INSTRUCTION: Read the entries below and pull out each line with the string "JSON".

MATERIAL SUPPLIED:
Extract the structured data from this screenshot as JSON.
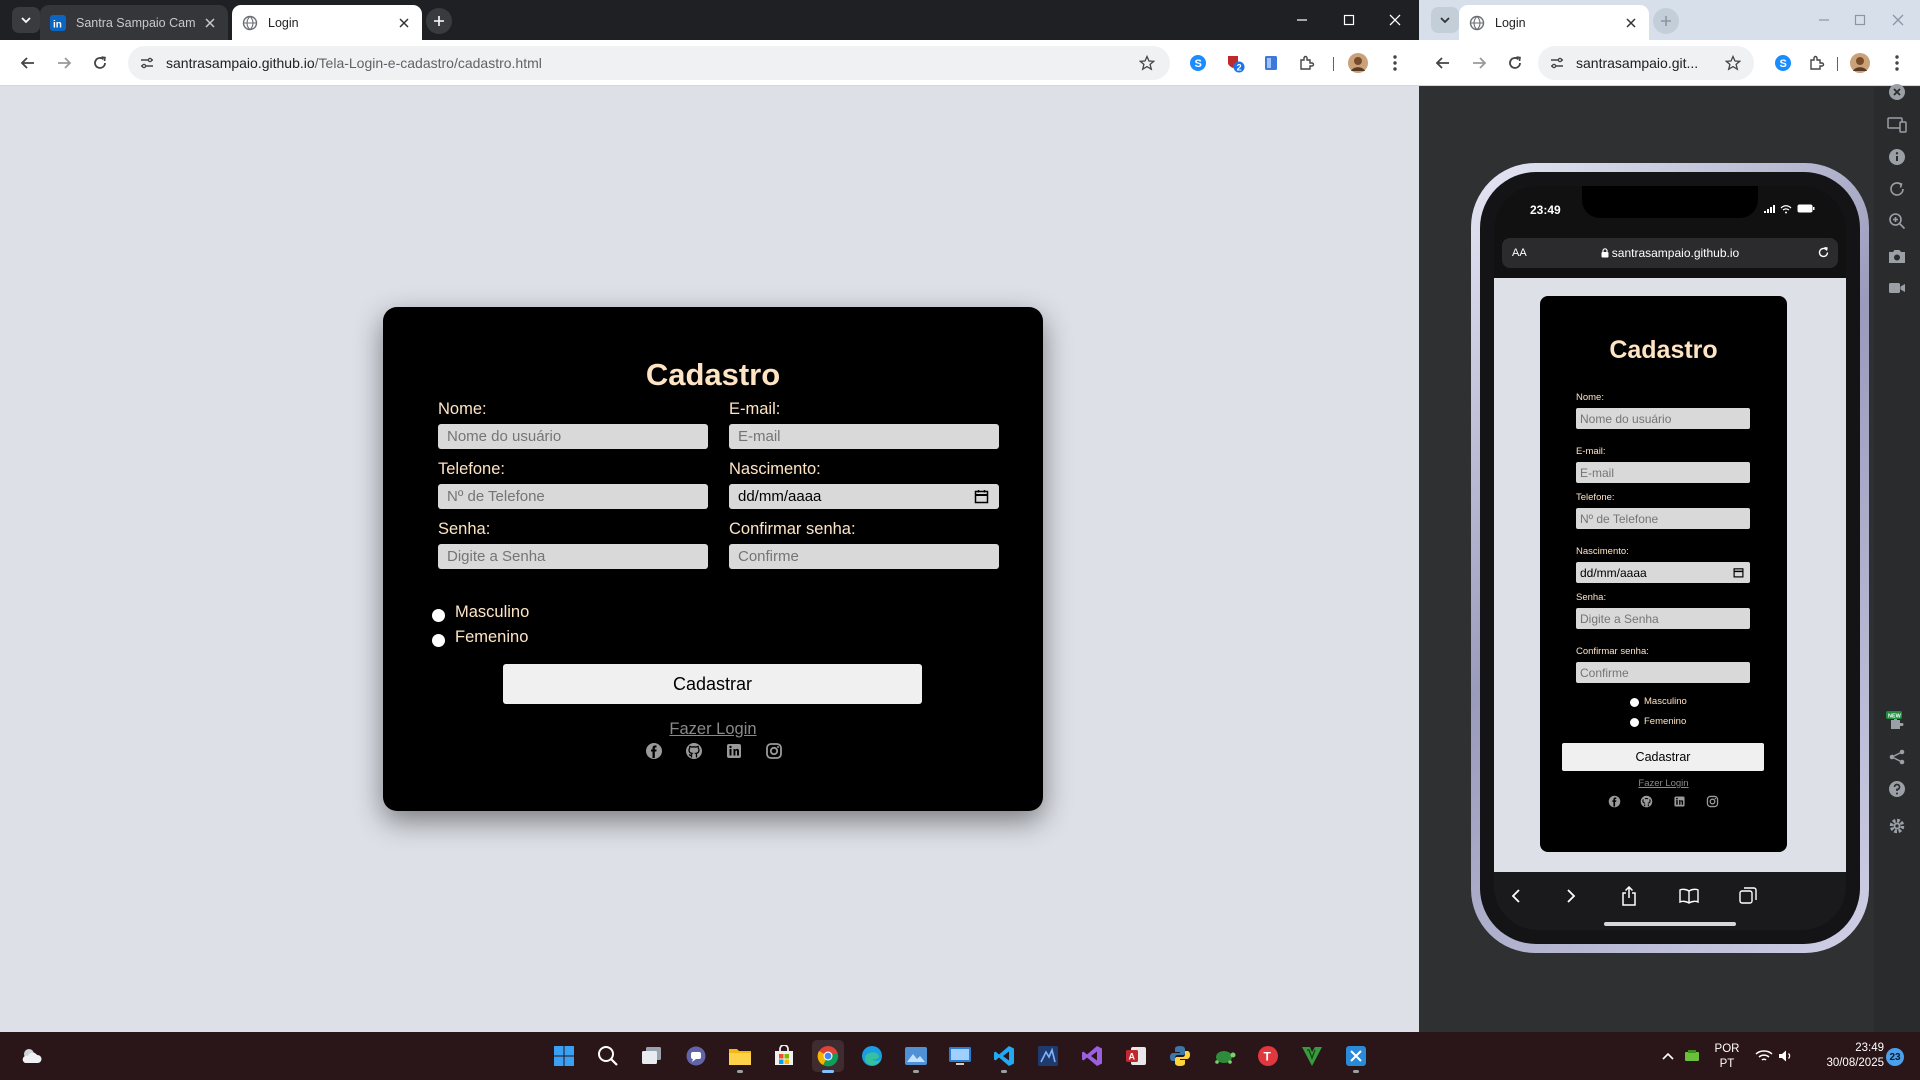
{
  "left_window": {
    "tabs": [
      {
        "title": "Santra Sampaio Camolo | LinkedIn",
        "active": false
      },
      {
        "title": "Login",
        "active": true
      }
    ],
    "address": {
      "domain": "santrasampaio.github.io",
      "path": "/Tela-Login-e-cadastro/cadastro.html"
    },
    "extension_badge": "2"
  },
  "form": {
    "title": "Cadastro",
    "fields": {
      "nome": {
        "label": "Nome:",
        "placeholder": "Nome do usuário"
      },
      "email": {
        "label": "E-mail:",
        "placeholder": "E-mail"
      },
      "telefone": {
        "label": "Telefone:",
        "placeholder": "Nº de Telefone"
      },
      "nascimento": {
        "label": "Nascimento:",
        "value": "dd/mm/aaaa"
      },
      "senha": {
        "label": "Senha:",
        "placeholder": "Digite a Senha"
      },
      "confirmar": {
        "label": "Confirmar senha:",
        "placeholder": "Confirme"
      }
    },
    "gender_options": [
      "Masculino",
      "Femenino"
    ],
    "submit_label": "Cadastrar",
    "login_link": "Fazer Login",
    "social_icons": [
      "facebook-icon",
      "github-icon",
      "linkedin-icon",
      "instagram-icon"
    ]
  },
  "right_window": {
    "tab_title": "Login",
    "address": "santrasampaio.git...",
    "phone": {
      "time": "23:49",
      "aa_label": "AA",
      "url": "santrasampaio.github.io",
      "date_field_value": "dd/mm/aaaa"
    }
  },
  "taskbar": {
    "lang_line1": "POR",
    "lang_line2": "PT",
    "time": "23:49",
    "date": "30/08/2025",
    "notification_count": "23"
  },
  "colors": {
    "accent_text": "#ffe4c4",
    "page_bg": "#dde0e7",
    "card_bg": "#000000",
    "taskbar_bg": "#2a1519"
  }
}
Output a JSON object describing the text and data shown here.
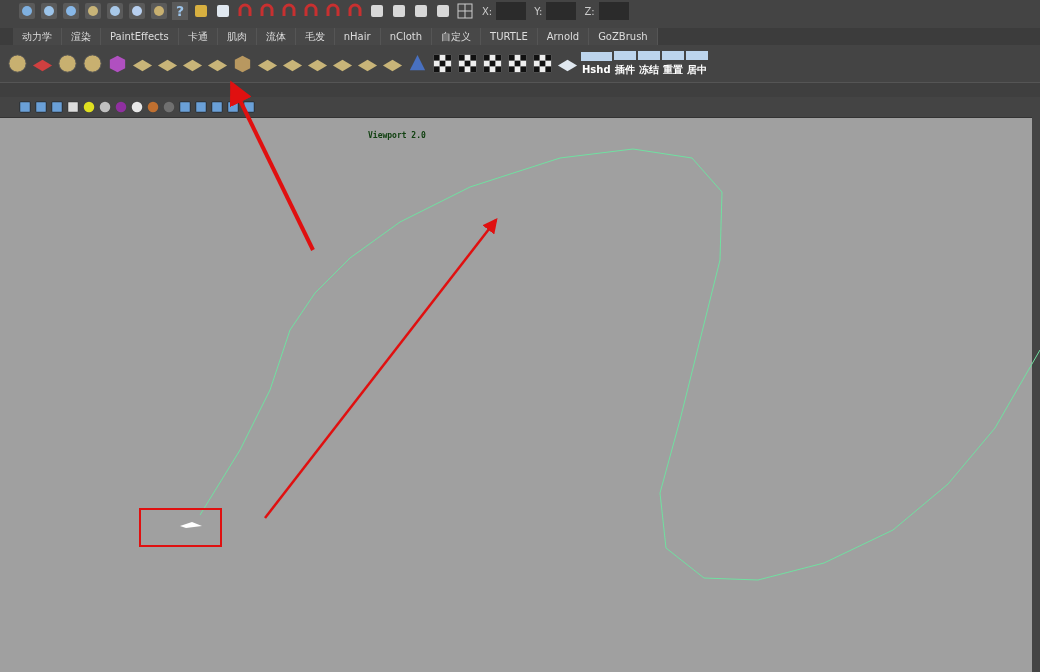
{
  "status_line": {
    "help_label": "?",
    "coords": [
      {
        "label": "X:"
      },
      {
        "label": "Y:"
      },
      {
        "label": "Z:"
      }
    ]
  },
  "shelf_tabs": [
    {
      "label": "动力学"
    },
    {
      "label": "渲染"
    },
    {
      "label": "PaintEffects"
    },
    {
      "label": "卡通"
    },
    {
      "label": "肌肉"
    },
    {
      "label": "流体"
    },
    {
      "label": "毛发"
    },
    {
      "label": "nHair"
    },
    {
      "label": "nCloth"
    },
    {
      "label": "自定义"
    },
    {
      "label": "TURTLE"
    },
    {
      "label": "Arnold"
    },
    {
      "label": "GoZBrush"
    }
  ],
  "shelf_labels": [
    "Hshd",
    "插件",
    "冻结",
    "重置",
    "居中"
  ],
  "viewport": {
    "renderer_label": "Viewport 2.0"
  }
}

THE RESPONSE:
Extract the structured data from this screenshot as JSON.
Output a JSON object describing the text and data shown here.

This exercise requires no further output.